WHAT TO DO » From the entries below, copy every line where the string "Mustermann" appears.

Data records »
┏━━
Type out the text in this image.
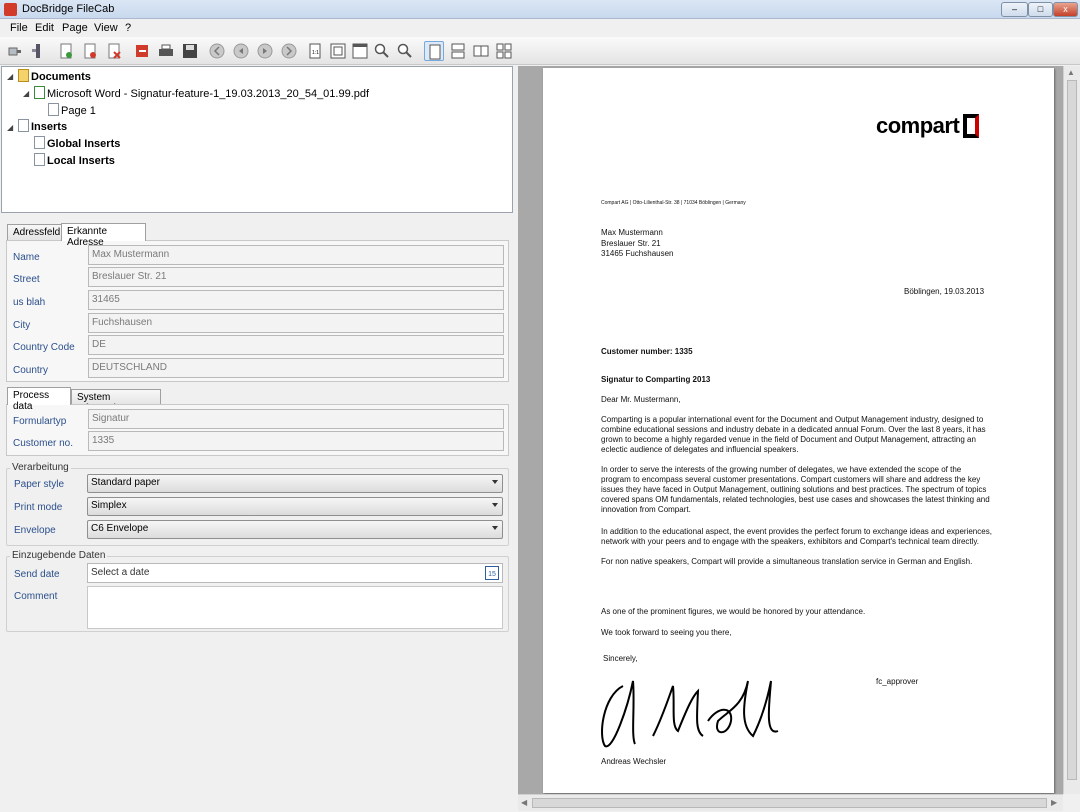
DocBridge FileCab	–	□	x
File Edit Page View ?
1:1
◢	Documents
◢	Microsoft Word - Signatur-feature-1_19.03.2013_20_54_01.99.pdf
Page 1
◢	Inserts
Global Inserts
Local Inserts
Adressfeld Erkannte Adresse
Name	Max Mustermann
Street	Breslauer Str. 21
us blah	31465
City	Fuchshausen
Country Code	DE
Country	DEUTSCHLAND
Process data
System
Formulartyp	Signatur
Customer no.	1335
Verarbeitung
Paper style	Standard paper
Print mode	Simplex
Envelope	C6 Envelope
Einzugebende Daten
Send date	Select a date	15
Comment
compart
Compart AG | Otto-Lilienthal-Str. 38 | 71034 Böblingen | Germany
Max Mustermann
Breslauer Str. 21
31465 Fuchshausen
Böblingen, 19.03.2013
Customer number: 1335
Signatur to Comparting 2013
Dear Mr. Mustermann,
Comparting is a popular international event for the Document and Output Management industry, designed to combine educational sessions and industry debate in a dedicated annual Forum. Over the last 8 years, it has grown to become a highly regarded venue in the field of Document and Output Management, attracting an eclectic audience of delegates and influencial speakers.
In order to serve the interests of the growing number of delegates, we have extended the scope of the program to encompass several customer presentations. Compart customers will share and address the key issues they have faced in Output Management, outlining solutions and best practices. The spectrum of topics covered spans OM fundamentals, related technologies, best use cases and showcases the latest thinking and innovation from Compart.
In addition to the educational aspect, the event provides the perfect forum to exchange ideas and experiences, network with your peers and to engage with the speakers, exhibitors and Compart's technical team directly.
For non native speakers, Compart will provide a simultaneous translation service in German and English.
As one of the prominent figures, we would be honored by your attendance.
We took forward to seeing you there,
Sincerely,
fc_approver
Andreas Wechsler
▲
◀	▶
┗━━
FULL ANSWER »
Name	Max Mustermann
Max Mustermann
Dear Mr. Mustermann,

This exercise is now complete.